··· Data shown
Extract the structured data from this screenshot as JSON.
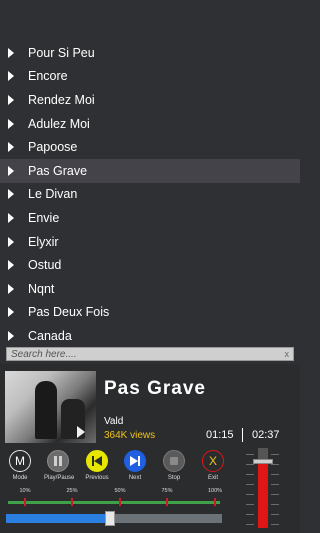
{
  "playlist": {
    "tracks": [
      {
        "title": "Pour Si Peu"
      },
      {
        "title": "Encore"
      },
      {
        "title": "Rendez Moi"
      },
      {
        "title": "Adulez Moi"
      },
      {
        "title": "Papoose"
      },
      {
        "title": "Pas Grave",
        "selected": true
      },
      {
        "title": "Le Divan"
      },
      {
        "title": "Envie"
      },
      {
        "title": "Elyxir"
      },
      {
        "title": "Ostud"
      },
      {
        "title": "Nqnt"
      },
      {
        "title": "Pas Deux Fois"
      },
      {
        "title": "Canada"
      }
    ]
  },
  "search": {
    "placeholder": "Search here....",
    "clear_glyph": "x"
  },
  "now_playing": {
    "title": "Pas Grave",
    "artist": "Vald",
    "views": "364K views",
    "current_time": "01:15",
    "duration": "02:37",
    "progress": 0.48
  },
  "controls": [
    {
      "name": "mode-button",
      "label": "Mode",
      "glyph": "M",
      "icon": "mode-icon",
      "border": "#e6e6e6",
      "fill": "transparent",
      "color": "#ffffff"
    },
    {
      "name": "play-pause-button",
      "label": "Play/Pause",
      "glyph": "pause",
      "icon": "pause-icon",
      "border": "#8a8a8a",
      "fill": "#6b6b6b",
      "color": "#cfcfcf"
    },
    {
      "name": "previous-button",
      "label": "Previous",
      "glyph": "prev",
      "icon": "previous-icon",
      "border": "#e6e600",
      "fill": "#e6e600",
      "color": "#2a2c2e"
    },
    {
      "name": "next-button",
      "label": "Next",
      "glyph": "next",
      "icon": "next-icon",
      "border": "#1f5fe0",
      "fill": "#1f5fe0",
      "color": "#ffffff"
    },
    {
      "name": "stop-button",
      "label": "Stop",
      "glyph": "stop",
      "icon": "stop-icon",
      "border": "#7a7a7a",
      "fill": "#5a5a5a",
      "color": "#8a8a8a"
    },
    {
      "name": "exit-button",
      "label": "Exit",
      "glyph": "X",
      "icon": "exit-icon",
      "border": "#e01616",
      "fill": "transparent",
      "color": "#f0c419"
    }
  ],
  "equalizer": {
    "labels": [
      "10%",
      "25%",
      "50%",
      "75%",
      "100%"
    ]
  },
  "volume": {
    "level": 0.82
  },
  "colors": {
    "background": "#2e3033",
    "selected_row": "#45434a",
    "views": "#f0c419",
    "seek_fill": "#2b7fe0",
    "volume_fill": "#e01616",
    "eq_track": "#3fa24a"
  }
}
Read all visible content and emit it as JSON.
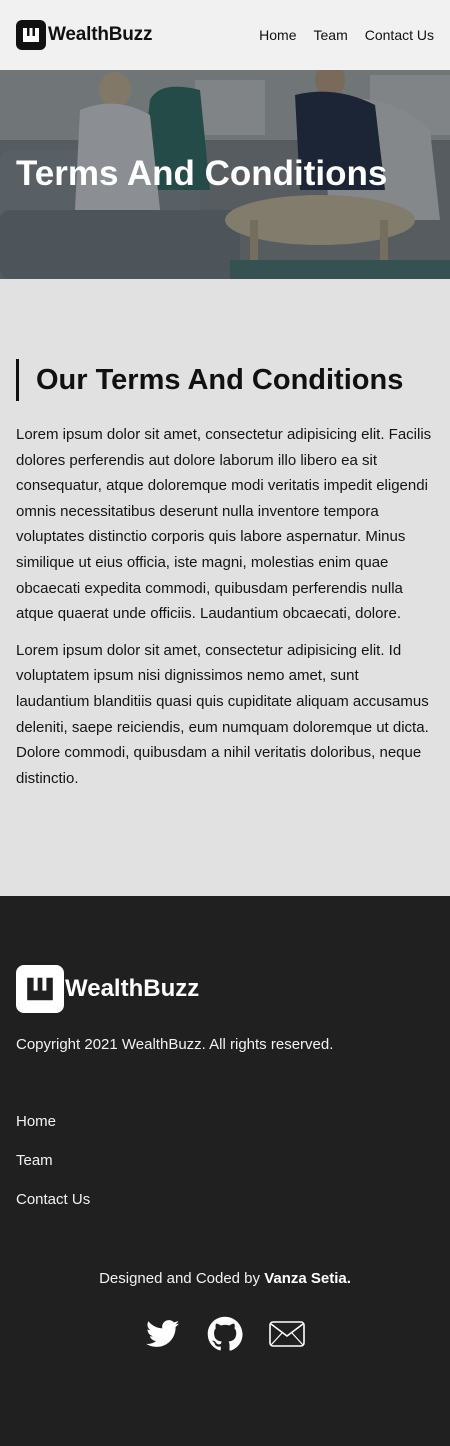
{
  "header": {
    "brand": "WealthBuzz",
    "nav": [
      {
        "label": "Home"
      },
      {
        "label": "Team"
      },
      {
        "label": "Contact Us"
      }
    ]
  },
  "hero": {
    "title": "Terms And Conditions"
  },
  "main": {
    "heading": "Our Terms And Conditions",
    "paragraphs": [
      "Lorem ipsum dolor sit amet, consectetur adipisicing elit. Facilis dolores perferendis aut dolore laborum illo libero ea sit consequatur, atque doloremque modi veritatis impedit eligendi omnis necessitatibus deserunt nulla inventore tempora voluptates distinctio corporis quis labore aspernatur. Minus similique ut eius officia, iste magni, molestias enim quae obcaecati expedita commodi, quibusdam perferendis nulla atque quaerat unde officiis. Laudantium obcaecati, dolore.",
      "Lorem ipsum dolor sit amet, consectetur adipisicing elit. Id voluptatem ipsum nisi dignissimos nemo amet, sunt laudantium blanditiis quasi quis cupiditate aliquam accusamus deleniti, saepe reiciendis, eum numquam doloremque ut dicta. Dolore commodi, quibusdam a nihil veritatis doloribus, neque distinctio."
    ]
  },
  "footer": {
    "brand": "WealthBuzz",
    "copyright": "Copyright 2021 WealthBuzz. All rights reserved.",
    "links": [
      {
        "label": "Home"
      },
      {
        "label": "Team"
      },
      {
        "label": "Contact Us"
      }
    ],
    "credit_prefix": "Designed and Coded by ",
    "credit_name": "Vanza Setia.",
    "socials": [
      {
        "icon": "twitter-icon"
      },
      {
        "icon": "github-icon"
      },
      {
        "icon": "mail-icon"
      }
    ]
  },
  "colors": {
    "header_bg": "#f1f1f1",
    "main_bg": "#e1e1e1",
    "footer_bg": "#202020",
    "text": "#111111"
  }
}
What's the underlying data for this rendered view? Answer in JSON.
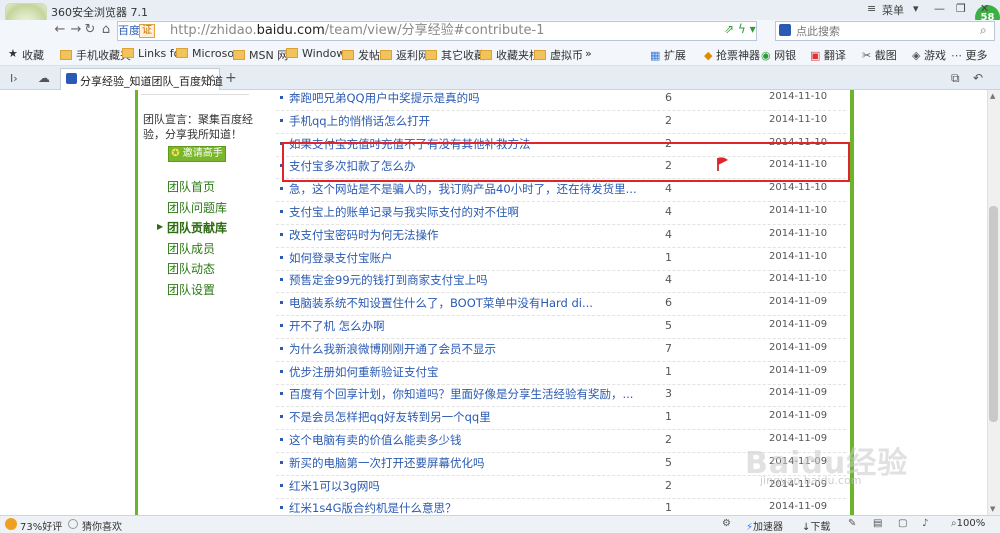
{
  "browser": {
    "title": "360安全浏览器 7.1",
    "window": {
      "menu_label": "菜单",
      "minimize": "—",
      "restore": "❐",
      "close": "✕"
    },
    "badge": "58",
    "address": {
      "engine": "百度",
      "cert": "证",
      "url_prefix": "http://zhidao.",
      "url_domain": "baidu.com",
      "url_rest": "/team/view/分享经验#contribute-1"
    },
    "search": {
      "placeholder": "点此搜索"
    },
    "bookmarks": [
      "收藏",
      "手机收藏夹",
      "Links fo",
      "Microso",
      "MSN 网",
      "Window",
      "发帖",
      "返利网",
      "其它收藏",
      "收藏夹栏",
      "虚拟币",
      "扩展",
      "抢票神器",
      "网银",
      "翻译",
      "截图",
      "游戏",
      "更多"
    ],
    "bookmarks_more": "»",
    "tab": {
      "title": "分享经验_知道团队_百度知道",
      "close": "×",
      "new": "+"
    }
  },
  "sidebar": {
    "slogan": "团队宣言：聚集百度经验，分享我所知道！",
    "invite_button": "邀请高手",
    "nav": [
      {
        "label": "团队首页",
        "active": false
      },
      {
        "label": "团队问题库",
        "active": false
      },
      {
        "label": "团队贡献库",
        "active": true
      },
      {
        "label": "团队成员",
        "active": false
      },
      {
        "label": "团队动态",
        "active": false
      },
      {
        "label": "团队设置",
        "active": false
      }
    ]
  },
  "questions": [
    {
      "title": "奔跑吧兄弟QQ用户中奖提示是真的吗",
      "count": "6",
      "date": "2014-11-10"
    },
    {
      "title": "手机qq上的悄悄话怎么打开",
      "count": "2",
      "date": "2014-11-10"
    },
    {
      "title": "如果支付宝充值时充值不了有没有其他补救方法",
      "count": "2",
      "date": "2014-11-10"
    },
    {
      "title": "支付宝多次扣款了怎么办",
      "count": "2",
      "date": "2014-11-10"
    },
    {
      "title": "急，这个网站是不是骗人的，我订购产品40小时了，还在待发货里...",
      "count": "4",
      "date": "2014-11-10"
    },
    {
      "title": "支付宝上的账单记录与我实际支付的对不住啊",
      "count": "4",
      "date": "2014-11-10"
    },
    {
      "title": "改支付宝密码时为何无法操作",
      "count": "4",
      "date": "2014-11-10"
    },
    {
      "title": "如何登录支付宝账户",
      "count": "1",
      "date": "2014-11-10"
    },
    {
      "title": "预售定金99元的钱打到商家支付宝上吗",
      "count": "4",
      "date": "2014-11-10"
    },
    {
      "title": "电脑装系统不知设置住什么了，BOOT菜单中没有Hard di...",
      "count": "6",
      "date": "2014-11-09"
    },
    {
      "title": "开不了机 怎么办啊",
      "count": "5",
      "date": "2014-11-09"
    },
    {
      "title": "为什么我新浪微博刚刚开通了会员不显示",
      "count": "7",
      "date": "2014-11-09"
    },
    {
      "title": "优步注册如何重新验证支付宝",
      "count": "1",
      "date": "2014-11-09"
    },
    {
      "title": "百度有个回享计划，你知道吗？里面好像是分享生活经验有奖励，...",
      "count": "3",
      "date": "2014-11-09"
    },
    {
      "title": "不是会员怎样把qq好友转到另一个qq里",
      "count": "1",
      "date": "2014-11-09"
    },
    {
      "title": "这个电脑有卖的价值么能卖多少钱",
      "count": "2",
      "date": "2014-11-09"
    },
    {
      "title": "新买的电脑第一次打开还要屏幕优化吗",
      "count": "5",
      "date": "2014-11-09"
    },
    {
      "title": "红米1可以3g网吗",
      "count": "2",
      "date": "2014-11-09"
    },
    {
      "title": "红米1s4G版合约机是什么意思？",
      "count": "1",
      "date": "2014-11-09"
    }
  ],
  "watermark": {
    "text": "Baidu经验",
    "url": "jingyan.baidu.com"
  },
  "status": {
    "rating": "73%好评",
    "guess": "猜你喜欢",
    "accelerator": "加速器",
    "download": "下载",
    "zoom": "100%"
  },
  "colors": {
    "accent_green": "#6bb52d",
    "link_blue": "#2a5ab3",
    "highlight_red": "#e0242a"
  }
}
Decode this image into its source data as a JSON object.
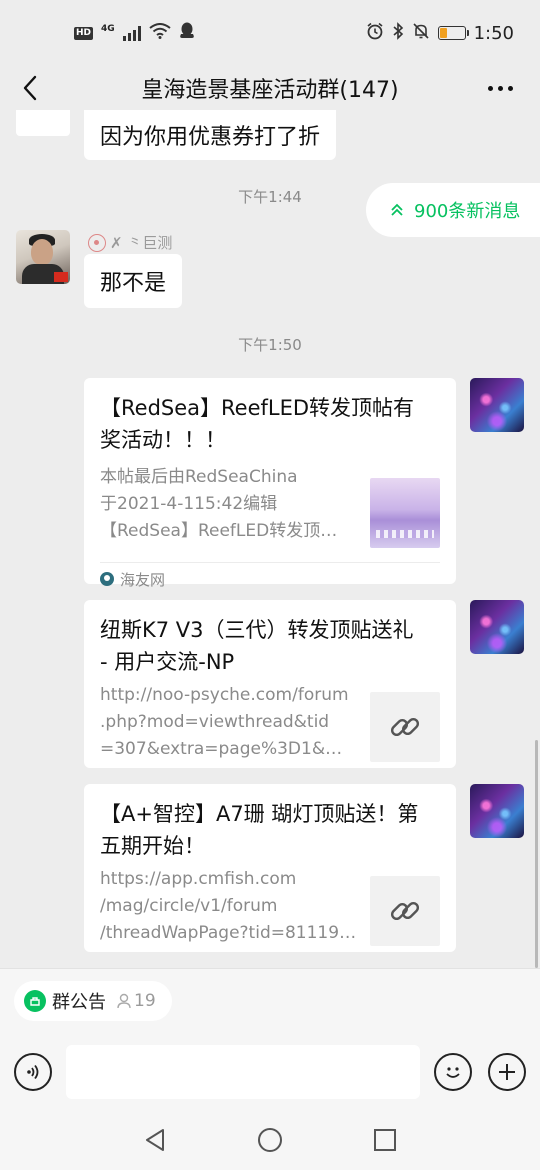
{
  "status_bar": {
    "network_badge": "HD",
    "network_type": "4G",
    "time": "1:50",
    "battery_level": 0.3,
    "battery_color": "#f0a020"
  },
  "header": {
    "title": "皇海造景基座活动群(147)"
  },
  "chat": {
    "messages": [
      {
        "type": "text",
        "text": "因为你用优惠券打了折"
      },
      {
        "type": "timestamp",
        "text": "下午1:44"
      },
      {
        "type": "text",
        "sender": "✗ ⺀巨测",
        "text": "那不是"
      },
      {
        "type": "timestamp",
        "text": "下午1:50"
      }
    ],
    "new_messages_pill": "900条新消息",
    "cards": [
      {
        "title": "【RedSea】ReefLED转发顶帖有奖活动！！！",
        "title_lines": [
          "【RedSea】ReefLED转发顶帖有",
          "奖活动！！！"
        ],
        "desc_lines": [
          "本帖最后由RedSeaChina",
          "于2021-4-115:42编辑",
          "【RedSea】ReefLED转发顶…"
        ],
        "source": "海友网",
        "thumb": "tank-photo"
      },
      {
        "title_lines": [
          "纽斯K7 V3（三代）转发顶贴送礼",
          "- 用户交流-NP"
        ],
        "desc_lines": [
          "http://noo-psyche.com/forum",
          ".php?mod=viewthread&tid",
          "=307&extra=page%3D1&mo…"
        ],
        "thumb": "link-icon"
      },
      {
        "title_lines": [
          "【A+智控】A7珊 瑚灯顶贴送！第",
          "五期开始！"
        ],
        "desc_lines": [
          "https://app.cmfish.com",
          "/mag/circle/v1/forum",
          "/threadWapPage?tid=81119…"
        ],
        "thumb": "link-icon"
      }
    ]
  },
  "bottom": {
    "notice_label": "群公告",
    "notice_count": "19",
    "input_value": "",
    "accent_color": "#07c160"
  }
}
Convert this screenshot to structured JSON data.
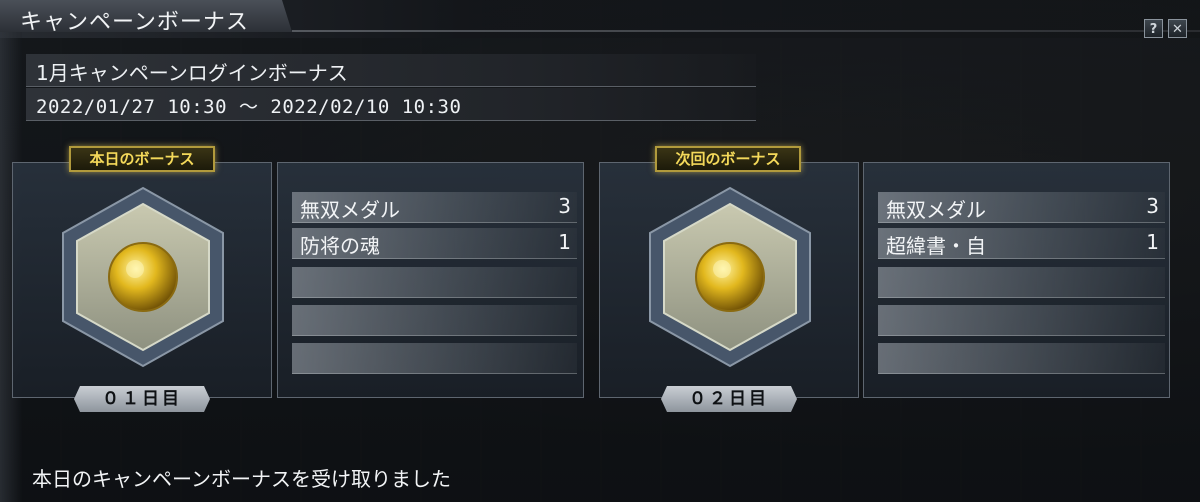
······
Your goal – In the records, locate each line holding the string "Conditions" and copy it.

Solution to the problem –
    "title": "Terms And Conditions"
    "heading": "Our Terms And Conditions",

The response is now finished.